Task to complete:
Your task is to transcribe all of the records exactly and leave out the pictures.

Source material:
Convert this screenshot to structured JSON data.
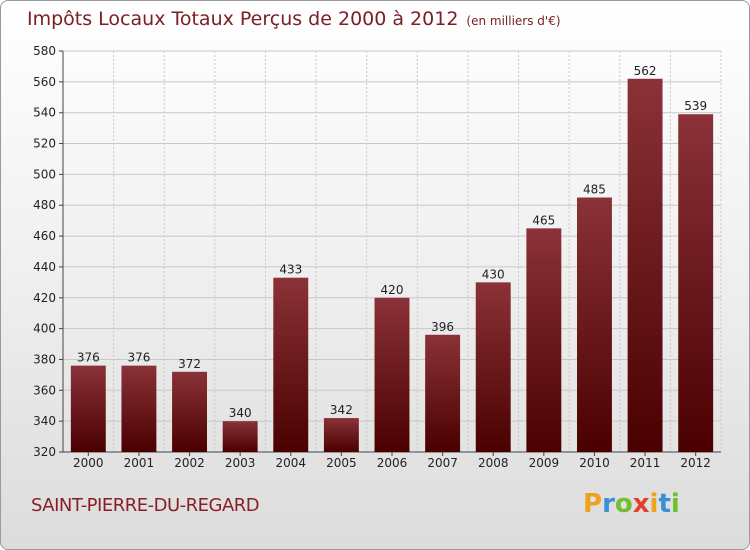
{
  "header": {
    "title": "Impôts Locaux Totaux Perçus de 2000 à 2012",
    "unit": "(en milliers d'€)"
  },
  "footer": {
    "commune": "SAINT-PIERRE-DU-REGARD",
    "logo_letters": [
      "P",
      "r",
      "o",
      "x",
      "i",
      "t",
      "i"
    ],
    "logo_colors": [
      "#f0a21c",
      "#3b8fd6",
      "#6fbf2e",
      "#e5402b",
      "#f0a21c",
      "#3b8fd6",
      "#6fbf2e"
    ]
  },
  "colors": {
    "bar_light": "#8a3238",
    "bar_dark": "#4a0000",
    "grid": "#c8c8c8",
    "text": "#222222"
  },
  "chart_data": {
    "type": "bar",
    "title": "Impôts Locaux Totaux Perçus de 2000 à 2012",
    "xlabel": "",
    "ylabel": "",
    "ylim": [
      320,
      580
    ],
    "yticks": [
      320,
      340,
      360,
      380,
      400,
      420,
      440,
      460,
      480,
      500,
      520,
      540,
      560,
      580
    ],
    "grid": true,
    "categories": [
      "2000",
      "2001",
      "2002",
      "2003",
      "2004",
      "2005",
      "2006",
      "2007",
      "2008",
      "2009",
      "2010",
      "2011",
      "2012"
    ],
    "values": [
      376,
      376,
      372,
      340,
      433,
      342,
      420,
      396,
      430,
      465,
      485,
      562,
      539
    ]
  }
}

Problem solution:
Convert this screenshot to structured JSON data.
{
  "header": {
    "title": "Impôts Locaux Totaux Perçus de 2000 à 2012",
    "unit": "(en milliers d'€)"
  },
  "footer": {
    "commune": "SAINT-PIERRE-DU-REGARD",
    "logo_letters": [
      "P",
      "r",
      "o",
      "x",
      "i",
      "t",
      "i"
    ],
    "logo_colors": [
      "#f0a21c",
      "#3b8fd6",
      "#6fbf2e",
      "#e5402b",
      "#f0a21c",
      "#3b8fd6",
      "#6fbf2e"
    ]
  },
  "colors": {
    "bar_light": "#8a3238",
    "bar_dark": "#4a0000",
    "grid": "#c8c8c8",
    "text": "#222222"
  },
  "chart_data": {
    "type": "bar",
    "title": "Impôts Locaux Totaux Perçus de 2000 à 2012",
    "xlabel": "",
    "ylabel": "",
    "ylim": [
      320,
      580
    ],
    "yticks": [
      320,
      340,
      360,
      380,
      400,
      420,
      440,
      460,
      480,
      500,
      520,
      540,
      560,
      580
    ],
    "grid": true,
    "categories": [
      "2000",
      "2001",
      "2002",
      "2003",
      "2004",
      "2005",
      "2006",
      "2007",
      "2008",
      "2009",
      "2010",
      "2011",
      "2012"
    ],
    "values": [
      376,
      376,
      372,
      340,
      433,
      342,
      420,
      396,
      430,
      465,
      485,
      562,
      539
    ]
  }
}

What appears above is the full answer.